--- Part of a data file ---

========

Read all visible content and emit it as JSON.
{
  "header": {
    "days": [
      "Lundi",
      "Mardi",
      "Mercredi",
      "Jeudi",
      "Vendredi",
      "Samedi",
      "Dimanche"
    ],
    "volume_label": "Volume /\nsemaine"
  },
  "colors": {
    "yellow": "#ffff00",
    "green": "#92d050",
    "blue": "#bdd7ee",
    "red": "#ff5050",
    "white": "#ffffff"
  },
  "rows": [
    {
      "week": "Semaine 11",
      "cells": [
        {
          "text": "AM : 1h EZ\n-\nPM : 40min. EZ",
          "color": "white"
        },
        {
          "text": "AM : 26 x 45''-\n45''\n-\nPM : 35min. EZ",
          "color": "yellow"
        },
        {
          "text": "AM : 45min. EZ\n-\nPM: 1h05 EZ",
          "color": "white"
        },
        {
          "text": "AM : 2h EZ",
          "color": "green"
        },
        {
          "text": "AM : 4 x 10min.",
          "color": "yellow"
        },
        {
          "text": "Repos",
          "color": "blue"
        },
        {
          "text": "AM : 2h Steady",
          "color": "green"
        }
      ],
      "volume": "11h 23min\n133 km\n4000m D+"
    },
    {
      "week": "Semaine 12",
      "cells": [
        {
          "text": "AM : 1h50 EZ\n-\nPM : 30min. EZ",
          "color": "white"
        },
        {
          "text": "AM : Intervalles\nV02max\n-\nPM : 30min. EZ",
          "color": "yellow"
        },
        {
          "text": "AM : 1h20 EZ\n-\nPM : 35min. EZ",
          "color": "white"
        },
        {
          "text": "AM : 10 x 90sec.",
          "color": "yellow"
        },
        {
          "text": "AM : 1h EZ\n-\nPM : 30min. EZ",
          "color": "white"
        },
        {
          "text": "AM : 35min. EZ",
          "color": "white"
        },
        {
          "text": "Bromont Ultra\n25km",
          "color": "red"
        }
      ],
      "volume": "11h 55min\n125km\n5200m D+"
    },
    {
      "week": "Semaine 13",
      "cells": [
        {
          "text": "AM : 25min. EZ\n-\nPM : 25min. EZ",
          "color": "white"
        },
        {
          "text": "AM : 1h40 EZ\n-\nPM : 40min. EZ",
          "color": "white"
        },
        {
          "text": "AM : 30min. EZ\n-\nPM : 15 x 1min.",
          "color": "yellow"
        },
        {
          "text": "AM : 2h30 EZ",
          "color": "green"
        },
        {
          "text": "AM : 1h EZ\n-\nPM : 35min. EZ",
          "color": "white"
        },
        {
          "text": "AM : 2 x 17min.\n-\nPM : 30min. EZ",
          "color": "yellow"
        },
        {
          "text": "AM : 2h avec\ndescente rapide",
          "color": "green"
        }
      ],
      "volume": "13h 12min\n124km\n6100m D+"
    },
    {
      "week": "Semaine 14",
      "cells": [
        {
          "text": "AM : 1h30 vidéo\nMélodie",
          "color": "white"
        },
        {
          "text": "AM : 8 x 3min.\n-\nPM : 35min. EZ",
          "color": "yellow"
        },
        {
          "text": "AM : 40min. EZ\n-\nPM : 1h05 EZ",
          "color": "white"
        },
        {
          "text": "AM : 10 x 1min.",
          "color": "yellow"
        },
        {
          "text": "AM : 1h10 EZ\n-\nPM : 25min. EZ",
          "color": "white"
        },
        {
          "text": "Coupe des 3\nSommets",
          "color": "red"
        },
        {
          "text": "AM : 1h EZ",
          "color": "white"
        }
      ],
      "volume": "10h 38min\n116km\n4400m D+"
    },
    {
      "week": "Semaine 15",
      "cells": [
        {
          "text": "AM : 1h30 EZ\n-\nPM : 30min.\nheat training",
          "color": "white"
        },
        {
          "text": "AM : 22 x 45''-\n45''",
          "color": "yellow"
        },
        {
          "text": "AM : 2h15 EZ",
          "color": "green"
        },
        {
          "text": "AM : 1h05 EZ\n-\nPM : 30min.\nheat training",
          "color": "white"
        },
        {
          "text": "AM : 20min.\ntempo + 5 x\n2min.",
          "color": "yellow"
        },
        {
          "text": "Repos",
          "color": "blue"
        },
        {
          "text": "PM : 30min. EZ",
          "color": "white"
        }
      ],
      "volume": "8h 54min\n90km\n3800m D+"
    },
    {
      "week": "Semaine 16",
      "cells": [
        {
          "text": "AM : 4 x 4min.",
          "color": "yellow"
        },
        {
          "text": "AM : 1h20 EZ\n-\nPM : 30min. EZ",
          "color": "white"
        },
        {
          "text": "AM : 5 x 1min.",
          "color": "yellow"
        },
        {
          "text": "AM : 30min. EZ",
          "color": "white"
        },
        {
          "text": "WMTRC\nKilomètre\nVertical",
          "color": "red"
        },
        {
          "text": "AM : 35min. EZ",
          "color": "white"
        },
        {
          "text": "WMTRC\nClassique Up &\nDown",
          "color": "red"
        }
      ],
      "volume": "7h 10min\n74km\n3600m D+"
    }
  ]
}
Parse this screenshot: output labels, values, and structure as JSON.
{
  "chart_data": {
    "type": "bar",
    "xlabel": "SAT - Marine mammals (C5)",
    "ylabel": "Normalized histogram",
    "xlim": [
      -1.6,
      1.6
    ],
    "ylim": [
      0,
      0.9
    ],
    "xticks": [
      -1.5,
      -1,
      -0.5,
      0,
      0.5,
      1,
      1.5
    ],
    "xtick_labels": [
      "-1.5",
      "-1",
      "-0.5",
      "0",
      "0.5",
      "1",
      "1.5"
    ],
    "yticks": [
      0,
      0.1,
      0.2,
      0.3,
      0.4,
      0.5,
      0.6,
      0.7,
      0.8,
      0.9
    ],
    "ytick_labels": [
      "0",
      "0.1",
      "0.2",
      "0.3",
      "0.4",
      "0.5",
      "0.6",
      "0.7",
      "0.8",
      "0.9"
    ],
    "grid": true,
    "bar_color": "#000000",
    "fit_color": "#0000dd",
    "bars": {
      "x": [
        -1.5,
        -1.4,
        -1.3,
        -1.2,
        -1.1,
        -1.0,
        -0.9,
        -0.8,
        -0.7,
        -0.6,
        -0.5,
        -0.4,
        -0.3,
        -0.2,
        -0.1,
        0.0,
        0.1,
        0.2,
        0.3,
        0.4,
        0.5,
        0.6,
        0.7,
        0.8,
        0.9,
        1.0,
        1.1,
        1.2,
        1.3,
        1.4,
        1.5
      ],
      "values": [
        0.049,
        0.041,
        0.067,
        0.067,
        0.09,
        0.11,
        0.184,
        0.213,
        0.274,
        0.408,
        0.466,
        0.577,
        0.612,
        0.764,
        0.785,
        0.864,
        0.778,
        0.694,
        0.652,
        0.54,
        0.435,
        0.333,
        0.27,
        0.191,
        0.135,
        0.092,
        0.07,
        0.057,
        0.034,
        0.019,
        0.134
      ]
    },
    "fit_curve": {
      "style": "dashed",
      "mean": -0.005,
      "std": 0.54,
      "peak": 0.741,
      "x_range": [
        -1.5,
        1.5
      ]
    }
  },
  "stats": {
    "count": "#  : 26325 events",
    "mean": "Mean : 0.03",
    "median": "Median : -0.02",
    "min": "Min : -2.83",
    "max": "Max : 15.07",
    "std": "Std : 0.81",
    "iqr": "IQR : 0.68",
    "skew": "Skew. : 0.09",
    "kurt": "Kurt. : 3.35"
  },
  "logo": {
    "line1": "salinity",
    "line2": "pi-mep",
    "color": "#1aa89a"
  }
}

========

--- AIM ---
Give the number of lines in the records above that contain the word "week". Reply with that number alone.

--- COMPLETE OUTPUT ---
6